** begin Task input **

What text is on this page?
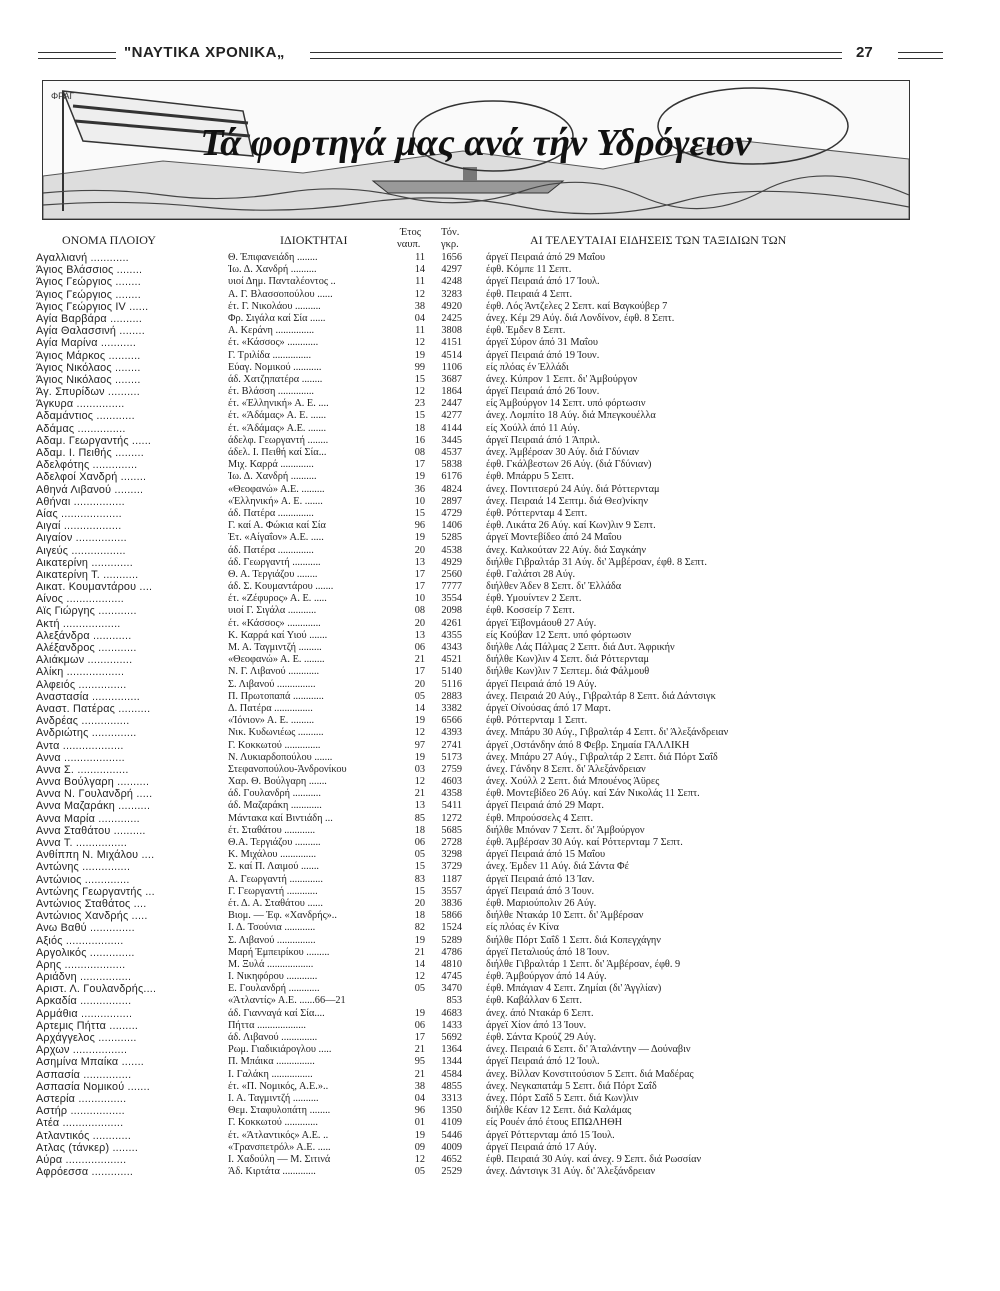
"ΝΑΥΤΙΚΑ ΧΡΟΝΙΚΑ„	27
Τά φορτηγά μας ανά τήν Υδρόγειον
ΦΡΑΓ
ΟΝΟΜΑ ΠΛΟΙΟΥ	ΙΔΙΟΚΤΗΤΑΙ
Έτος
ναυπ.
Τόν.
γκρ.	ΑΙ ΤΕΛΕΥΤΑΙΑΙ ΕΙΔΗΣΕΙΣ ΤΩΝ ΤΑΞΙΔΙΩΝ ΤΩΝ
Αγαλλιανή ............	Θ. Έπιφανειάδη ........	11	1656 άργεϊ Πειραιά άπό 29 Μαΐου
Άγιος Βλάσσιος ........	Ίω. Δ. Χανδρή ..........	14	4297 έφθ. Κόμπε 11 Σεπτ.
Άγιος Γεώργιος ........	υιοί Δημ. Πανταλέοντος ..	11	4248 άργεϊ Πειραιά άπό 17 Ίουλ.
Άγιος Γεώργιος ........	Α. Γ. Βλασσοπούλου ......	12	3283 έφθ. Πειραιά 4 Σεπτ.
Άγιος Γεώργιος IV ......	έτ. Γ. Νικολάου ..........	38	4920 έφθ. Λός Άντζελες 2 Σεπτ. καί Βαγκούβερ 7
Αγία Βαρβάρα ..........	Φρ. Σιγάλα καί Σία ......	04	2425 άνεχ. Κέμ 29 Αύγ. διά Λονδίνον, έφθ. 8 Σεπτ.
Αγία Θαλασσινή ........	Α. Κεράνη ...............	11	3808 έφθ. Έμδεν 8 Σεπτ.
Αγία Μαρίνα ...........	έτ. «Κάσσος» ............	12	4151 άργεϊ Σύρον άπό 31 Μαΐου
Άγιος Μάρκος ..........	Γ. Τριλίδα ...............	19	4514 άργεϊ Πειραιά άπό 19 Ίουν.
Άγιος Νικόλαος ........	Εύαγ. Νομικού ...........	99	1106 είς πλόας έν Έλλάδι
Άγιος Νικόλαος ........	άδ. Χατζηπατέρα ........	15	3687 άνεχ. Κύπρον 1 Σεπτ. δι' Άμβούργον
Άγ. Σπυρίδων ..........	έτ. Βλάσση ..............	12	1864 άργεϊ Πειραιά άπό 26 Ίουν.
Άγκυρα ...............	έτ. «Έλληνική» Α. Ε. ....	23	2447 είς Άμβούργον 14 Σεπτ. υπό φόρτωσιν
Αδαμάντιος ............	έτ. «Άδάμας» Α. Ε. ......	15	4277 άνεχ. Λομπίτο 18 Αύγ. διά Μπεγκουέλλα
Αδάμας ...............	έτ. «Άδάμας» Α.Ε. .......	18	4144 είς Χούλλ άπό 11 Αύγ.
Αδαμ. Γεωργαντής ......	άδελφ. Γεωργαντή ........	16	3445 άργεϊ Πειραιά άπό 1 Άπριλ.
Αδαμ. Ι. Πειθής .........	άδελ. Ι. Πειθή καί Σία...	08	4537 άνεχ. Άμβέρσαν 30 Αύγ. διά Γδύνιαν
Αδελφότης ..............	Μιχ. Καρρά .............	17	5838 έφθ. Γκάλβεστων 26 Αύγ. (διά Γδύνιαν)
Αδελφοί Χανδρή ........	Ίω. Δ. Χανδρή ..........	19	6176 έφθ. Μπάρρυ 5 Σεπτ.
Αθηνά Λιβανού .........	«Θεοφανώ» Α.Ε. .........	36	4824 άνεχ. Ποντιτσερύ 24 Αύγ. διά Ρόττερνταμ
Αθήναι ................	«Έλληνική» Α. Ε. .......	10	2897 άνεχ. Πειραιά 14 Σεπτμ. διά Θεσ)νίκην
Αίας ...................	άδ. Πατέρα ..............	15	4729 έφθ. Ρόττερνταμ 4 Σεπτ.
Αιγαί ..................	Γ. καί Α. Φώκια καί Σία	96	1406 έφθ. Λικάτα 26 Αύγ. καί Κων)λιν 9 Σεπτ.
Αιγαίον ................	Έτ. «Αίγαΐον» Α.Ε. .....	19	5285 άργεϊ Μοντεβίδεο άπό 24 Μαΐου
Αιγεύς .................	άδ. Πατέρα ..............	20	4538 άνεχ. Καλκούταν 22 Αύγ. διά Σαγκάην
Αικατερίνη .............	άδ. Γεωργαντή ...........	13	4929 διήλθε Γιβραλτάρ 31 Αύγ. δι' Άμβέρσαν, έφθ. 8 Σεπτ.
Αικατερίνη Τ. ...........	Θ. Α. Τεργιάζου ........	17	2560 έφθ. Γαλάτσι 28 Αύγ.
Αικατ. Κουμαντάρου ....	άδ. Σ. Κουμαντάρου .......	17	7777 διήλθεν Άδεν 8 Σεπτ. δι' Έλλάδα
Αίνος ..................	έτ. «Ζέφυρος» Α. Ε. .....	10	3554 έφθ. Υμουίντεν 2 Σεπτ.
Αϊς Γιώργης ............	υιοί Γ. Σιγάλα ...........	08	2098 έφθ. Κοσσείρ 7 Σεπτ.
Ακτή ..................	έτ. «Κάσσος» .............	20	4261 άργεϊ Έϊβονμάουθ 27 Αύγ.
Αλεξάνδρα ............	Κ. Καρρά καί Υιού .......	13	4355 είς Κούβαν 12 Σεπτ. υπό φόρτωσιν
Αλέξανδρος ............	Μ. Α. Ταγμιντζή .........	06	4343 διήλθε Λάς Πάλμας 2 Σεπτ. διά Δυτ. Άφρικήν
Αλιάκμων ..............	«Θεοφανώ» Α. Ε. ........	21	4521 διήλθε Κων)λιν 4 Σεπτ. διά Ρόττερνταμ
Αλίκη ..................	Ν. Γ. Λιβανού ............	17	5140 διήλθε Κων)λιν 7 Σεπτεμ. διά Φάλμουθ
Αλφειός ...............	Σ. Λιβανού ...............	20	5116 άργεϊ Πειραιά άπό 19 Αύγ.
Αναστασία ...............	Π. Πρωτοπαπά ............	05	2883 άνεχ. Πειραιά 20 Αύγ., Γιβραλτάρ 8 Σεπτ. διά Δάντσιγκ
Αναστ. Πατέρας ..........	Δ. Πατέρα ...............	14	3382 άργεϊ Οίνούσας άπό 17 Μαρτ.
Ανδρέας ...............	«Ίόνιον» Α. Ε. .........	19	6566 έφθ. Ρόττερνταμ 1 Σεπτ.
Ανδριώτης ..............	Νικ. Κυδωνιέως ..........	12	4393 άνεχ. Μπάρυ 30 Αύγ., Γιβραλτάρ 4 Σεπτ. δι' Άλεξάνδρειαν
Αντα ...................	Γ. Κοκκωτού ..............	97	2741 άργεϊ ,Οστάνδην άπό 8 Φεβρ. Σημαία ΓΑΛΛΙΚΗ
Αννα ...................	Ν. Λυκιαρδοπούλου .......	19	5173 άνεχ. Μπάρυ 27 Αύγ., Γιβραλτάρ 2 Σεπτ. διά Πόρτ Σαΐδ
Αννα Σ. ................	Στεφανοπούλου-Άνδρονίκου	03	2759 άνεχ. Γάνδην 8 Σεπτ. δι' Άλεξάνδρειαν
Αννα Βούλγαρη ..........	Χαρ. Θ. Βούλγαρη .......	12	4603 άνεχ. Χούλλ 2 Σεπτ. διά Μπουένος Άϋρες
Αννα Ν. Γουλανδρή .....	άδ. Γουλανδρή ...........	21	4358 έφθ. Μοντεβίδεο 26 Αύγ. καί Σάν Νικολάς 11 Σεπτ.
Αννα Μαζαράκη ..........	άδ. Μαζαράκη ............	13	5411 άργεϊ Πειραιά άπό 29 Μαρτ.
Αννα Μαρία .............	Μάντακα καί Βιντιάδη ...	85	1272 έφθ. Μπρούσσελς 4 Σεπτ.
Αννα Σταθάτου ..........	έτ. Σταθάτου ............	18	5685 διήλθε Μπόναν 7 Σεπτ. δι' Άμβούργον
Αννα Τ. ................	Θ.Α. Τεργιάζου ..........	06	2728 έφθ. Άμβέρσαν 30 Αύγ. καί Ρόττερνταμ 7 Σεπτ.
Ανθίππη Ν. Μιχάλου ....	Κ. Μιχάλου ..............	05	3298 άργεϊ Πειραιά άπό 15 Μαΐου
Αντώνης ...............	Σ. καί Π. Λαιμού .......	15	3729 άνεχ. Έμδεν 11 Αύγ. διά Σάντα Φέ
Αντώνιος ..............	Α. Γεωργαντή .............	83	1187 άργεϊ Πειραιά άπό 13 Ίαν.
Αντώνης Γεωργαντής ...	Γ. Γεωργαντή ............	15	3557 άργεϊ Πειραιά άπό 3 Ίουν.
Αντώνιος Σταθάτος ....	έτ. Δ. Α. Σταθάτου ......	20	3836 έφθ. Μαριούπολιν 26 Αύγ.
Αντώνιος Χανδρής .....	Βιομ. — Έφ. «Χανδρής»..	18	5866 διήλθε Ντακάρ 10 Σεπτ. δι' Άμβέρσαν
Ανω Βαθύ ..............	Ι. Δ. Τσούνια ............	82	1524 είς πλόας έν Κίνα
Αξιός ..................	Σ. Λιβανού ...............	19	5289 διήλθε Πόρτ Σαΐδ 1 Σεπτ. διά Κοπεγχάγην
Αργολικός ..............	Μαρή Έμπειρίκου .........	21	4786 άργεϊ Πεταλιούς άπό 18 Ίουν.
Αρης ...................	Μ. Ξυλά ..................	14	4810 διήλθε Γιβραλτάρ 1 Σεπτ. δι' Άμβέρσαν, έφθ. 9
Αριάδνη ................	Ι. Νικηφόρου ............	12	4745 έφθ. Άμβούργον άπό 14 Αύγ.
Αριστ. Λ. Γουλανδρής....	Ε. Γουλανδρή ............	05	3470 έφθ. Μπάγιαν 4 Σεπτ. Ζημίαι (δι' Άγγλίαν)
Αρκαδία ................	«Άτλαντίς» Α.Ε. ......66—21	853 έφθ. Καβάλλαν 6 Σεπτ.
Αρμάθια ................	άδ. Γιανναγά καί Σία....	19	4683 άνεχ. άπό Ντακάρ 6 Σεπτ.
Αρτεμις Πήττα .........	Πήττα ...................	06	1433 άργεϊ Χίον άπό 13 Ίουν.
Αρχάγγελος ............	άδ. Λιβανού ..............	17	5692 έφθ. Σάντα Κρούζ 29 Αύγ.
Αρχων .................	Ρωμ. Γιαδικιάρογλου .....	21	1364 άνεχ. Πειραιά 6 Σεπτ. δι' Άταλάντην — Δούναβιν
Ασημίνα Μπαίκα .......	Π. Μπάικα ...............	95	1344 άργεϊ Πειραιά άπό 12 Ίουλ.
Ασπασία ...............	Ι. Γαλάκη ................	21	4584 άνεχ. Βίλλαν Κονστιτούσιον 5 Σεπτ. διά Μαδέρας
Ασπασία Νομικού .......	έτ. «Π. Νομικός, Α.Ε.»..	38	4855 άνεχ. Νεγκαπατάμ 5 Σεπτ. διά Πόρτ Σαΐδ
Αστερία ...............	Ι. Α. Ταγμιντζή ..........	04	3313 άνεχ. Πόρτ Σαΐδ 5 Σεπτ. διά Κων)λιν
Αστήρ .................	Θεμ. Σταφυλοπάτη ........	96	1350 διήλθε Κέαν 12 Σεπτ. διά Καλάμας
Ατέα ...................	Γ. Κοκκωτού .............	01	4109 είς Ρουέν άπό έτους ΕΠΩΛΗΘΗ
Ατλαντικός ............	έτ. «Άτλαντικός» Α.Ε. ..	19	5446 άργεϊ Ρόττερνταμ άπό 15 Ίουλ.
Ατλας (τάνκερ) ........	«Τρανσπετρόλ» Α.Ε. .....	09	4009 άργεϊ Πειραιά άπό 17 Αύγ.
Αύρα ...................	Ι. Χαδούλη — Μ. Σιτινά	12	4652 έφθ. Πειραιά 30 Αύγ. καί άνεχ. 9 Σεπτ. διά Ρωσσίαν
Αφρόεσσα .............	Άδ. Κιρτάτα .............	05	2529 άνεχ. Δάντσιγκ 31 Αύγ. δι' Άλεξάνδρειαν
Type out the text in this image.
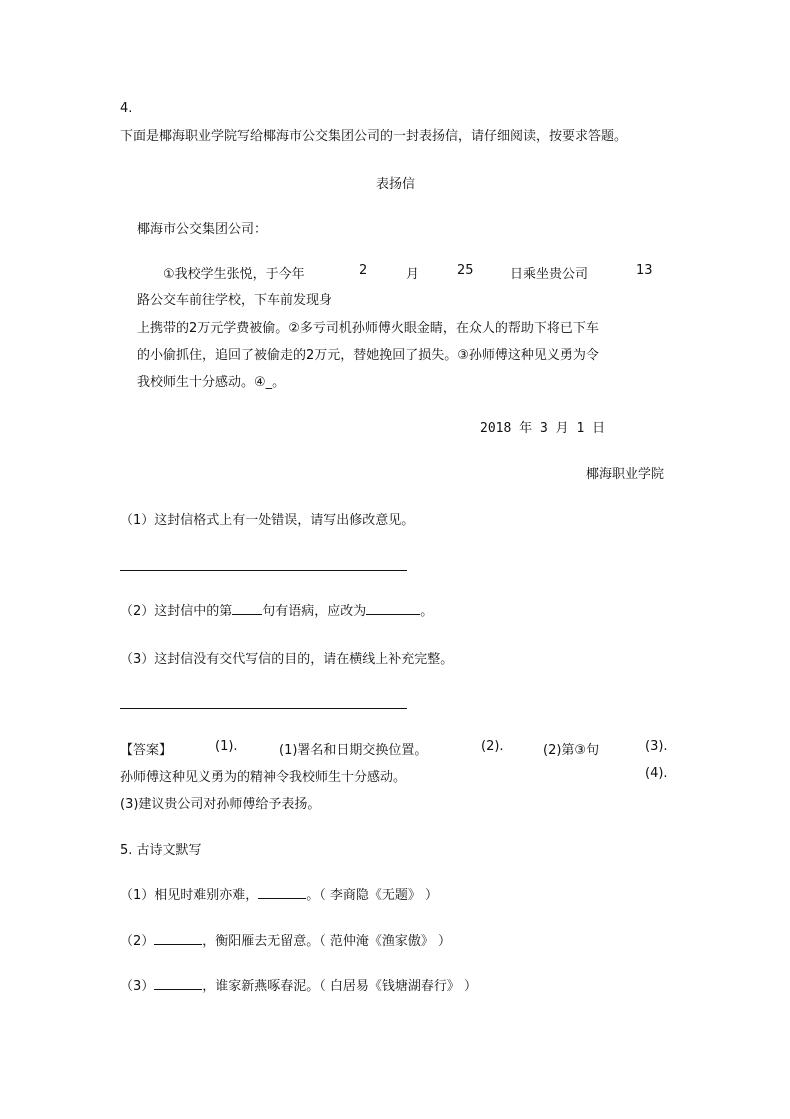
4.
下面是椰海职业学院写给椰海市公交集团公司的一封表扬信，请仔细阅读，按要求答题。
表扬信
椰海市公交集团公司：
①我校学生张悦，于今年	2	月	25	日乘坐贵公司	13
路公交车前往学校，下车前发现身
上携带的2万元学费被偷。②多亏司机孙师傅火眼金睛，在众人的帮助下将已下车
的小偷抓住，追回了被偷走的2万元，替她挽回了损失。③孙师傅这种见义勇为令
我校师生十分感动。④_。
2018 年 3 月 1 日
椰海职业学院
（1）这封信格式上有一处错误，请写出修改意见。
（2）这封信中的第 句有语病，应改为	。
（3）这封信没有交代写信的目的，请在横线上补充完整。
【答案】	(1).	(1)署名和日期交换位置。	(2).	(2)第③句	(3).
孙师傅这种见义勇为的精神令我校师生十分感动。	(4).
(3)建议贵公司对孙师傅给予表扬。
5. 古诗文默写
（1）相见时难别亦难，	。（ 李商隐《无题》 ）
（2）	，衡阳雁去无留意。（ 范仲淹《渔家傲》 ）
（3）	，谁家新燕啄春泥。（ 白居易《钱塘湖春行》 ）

** end Task input **

**Your task**. Go through the listing above and list every line that has the word "Μαρτ".

**Reply**.
Αναστ. Πατέρας ..........	Δ. Πατέρα ...............	14	3382 άργεϊ Οίνούσας άπό 17 Μαρτ.
Αννα Μαζαράκη ..........	άδ. Μαζαράκη ............	13	5411 άργεϊ Πειραιά άπό 29 Μαρτ.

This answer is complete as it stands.